▼

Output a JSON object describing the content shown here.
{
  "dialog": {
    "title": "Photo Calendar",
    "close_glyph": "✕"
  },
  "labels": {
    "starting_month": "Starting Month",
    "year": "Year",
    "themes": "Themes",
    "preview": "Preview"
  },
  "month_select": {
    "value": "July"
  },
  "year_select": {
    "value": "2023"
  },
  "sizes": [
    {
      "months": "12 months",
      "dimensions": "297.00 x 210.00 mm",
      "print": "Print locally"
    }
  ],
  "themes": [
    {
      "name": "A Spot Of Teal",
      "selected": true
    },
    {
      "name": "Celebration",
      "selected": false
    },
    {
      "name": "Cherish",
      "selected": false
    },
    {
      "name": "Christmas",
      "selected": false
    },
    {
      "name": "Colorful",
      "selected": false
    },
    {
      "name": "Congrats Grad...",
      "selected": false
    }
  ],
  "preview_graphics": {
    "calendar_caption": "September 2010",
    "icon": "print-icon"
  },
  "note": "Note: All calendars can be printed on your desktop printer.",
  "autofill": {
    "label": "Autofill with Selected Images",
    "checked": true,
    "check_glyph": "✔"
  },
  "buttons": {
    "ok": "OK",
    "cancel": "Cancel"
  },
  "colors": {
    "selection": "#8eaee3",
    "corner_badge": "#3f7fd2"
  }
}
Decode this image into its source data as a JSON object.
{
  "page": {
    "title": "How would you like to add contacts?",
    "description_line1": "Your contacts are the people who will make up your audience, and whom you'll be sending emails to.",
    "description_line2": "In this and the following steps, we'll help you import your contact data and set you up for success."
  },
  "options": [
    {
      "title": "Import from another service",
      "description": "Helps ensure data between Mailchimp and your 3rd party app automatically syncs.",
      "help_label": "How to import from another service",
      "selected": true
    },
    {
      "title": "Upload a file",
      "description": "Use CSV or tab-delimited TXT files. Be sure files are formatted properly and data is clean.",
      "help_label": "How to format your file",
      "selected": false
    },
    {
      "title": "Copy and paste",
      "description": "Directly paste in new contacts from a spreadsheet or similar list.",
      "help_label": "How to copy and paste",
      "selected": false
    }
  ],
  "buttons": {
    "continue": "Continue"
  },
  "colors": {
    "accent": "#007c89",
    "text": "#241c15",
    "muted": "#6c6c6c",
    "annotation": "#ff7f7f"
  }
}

▲

A single figure is required: the number of lines above in which the word "title" occurs.

** TASK RESULT **
5